* _Exercise prompt_: Take the data that follows and retype it word for word.

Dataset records

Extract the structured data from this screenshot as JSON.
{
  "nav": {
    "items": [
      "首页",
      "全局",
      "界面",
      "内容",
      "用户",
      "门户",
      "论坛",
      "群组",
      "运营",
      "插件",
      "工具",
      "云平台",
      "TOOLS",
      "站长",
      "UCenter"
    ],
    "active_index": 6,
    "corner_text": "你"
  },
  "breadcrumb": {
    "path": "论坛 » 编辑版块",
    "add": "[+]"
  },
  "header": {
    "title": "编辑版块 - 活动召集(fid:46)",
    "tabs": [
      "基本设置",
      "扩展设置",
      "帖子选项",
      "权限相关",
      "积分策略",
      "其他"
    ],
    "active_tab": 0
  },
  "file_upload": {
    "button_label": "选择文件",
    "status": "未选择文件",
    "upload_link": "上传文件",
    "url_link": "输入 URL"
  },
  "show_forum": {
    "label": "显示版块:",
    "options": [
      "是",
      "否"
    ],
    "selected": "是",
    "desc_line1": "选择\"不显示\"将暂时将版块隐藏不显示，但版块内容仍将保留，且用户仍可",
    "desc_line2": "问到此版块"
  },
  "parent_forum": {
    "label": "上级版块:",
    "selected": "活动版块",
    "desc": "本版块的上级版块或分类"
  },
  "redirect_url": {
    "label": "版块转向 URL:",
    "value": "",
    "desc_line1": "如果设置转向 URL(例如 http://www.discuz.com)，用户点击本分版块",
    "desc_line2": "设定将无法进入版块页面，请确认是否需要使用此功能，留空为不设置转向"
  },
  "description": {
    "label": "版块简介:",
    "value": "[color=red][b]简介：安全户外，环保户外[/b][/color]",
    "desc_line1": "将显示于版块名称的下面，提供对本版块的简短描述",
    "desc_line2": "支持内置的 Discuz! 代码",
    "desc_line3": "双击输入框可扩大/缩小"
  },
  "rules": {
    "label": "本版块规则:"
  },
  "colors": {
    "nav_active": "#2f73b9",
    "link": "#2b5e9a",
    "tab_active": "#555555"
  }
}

* _Answer to this exercise_:
Extract the structured data from this screenshot as JSON.
{
  "nav": {
    "items": [
      "首页",
      "全局",
      "界面",
      "内容",
      "用户",
      "门户",
      "论坛",
      "群组",
      "运营",
      "插件",
      "工具",
      "云平台",
      "TOOLS",
      "站长",
      "UCenter"
    ],
    "active_index": 6,
    "corner_text": "你"
  },
  "breadcrumb": {
    "path": "论坛 » 编辑版块",
    "add": "[+]"
  },
  "header": {
    "title": "编辑版块 - 活动召集(fid:46)",
    "tabs": [
      "基本设置",
      "扩展设置",
      "帖子选项",
      "权限相关",
      "积分策略",
      "其他"
    ],
    "active_tab": 0
  },
  "file_upload": {
    "button_label": "选择文件",
    "status": "未选择文件",
    "upload_link": "上传文件",
    "url_link": "输入 URL"
  },
  "show_forum": {
    "label": "显示版块:",
    "options": [
      "是",
      "否"
    ],
    "selected": "是",
    "desc_line1": "选择\"不显示\"将暂时将版块隐藏不显示，但版块内容仍将保留，且用户仍可",
    "desc_line2": "问到此版块"
  },
  "parent_forum": {
    "label": "上级版块:",
    "selected": "活动版块",
    "desc": "本版块的上级版块或分类"
  },
  "redirect_url": {
    "label": "版块转向 URL:",
    "value": "",
    "desc_line1": "如果设置转向 URL(例如 http://www.discuz.com)，用户点击本分版块",
    "desc_line2": "设定将无法进入版块页面，请确认是否需要使用此功能，留空为不设置转向"
  },
  "description": {
    "label": "版块简介:",
    "value": "[color=red][b]简介：安全户外，环保户外[/b][/color]",
    "desc_line1": "将显示于版块名称的下面，提供对本版块的简短描述",
    "desc_line2": "支持内置的 Discuz! 代码",
    "desc_line3": "双击输入框可扩大/缩小"
  },
  "rules": {
    "label": "本版块规则:"
  },
  "colors": {
    "nav_active": "#2f73b9",
    "link": "#2b5e9a",
    "tab_active": "#555555"
  }
}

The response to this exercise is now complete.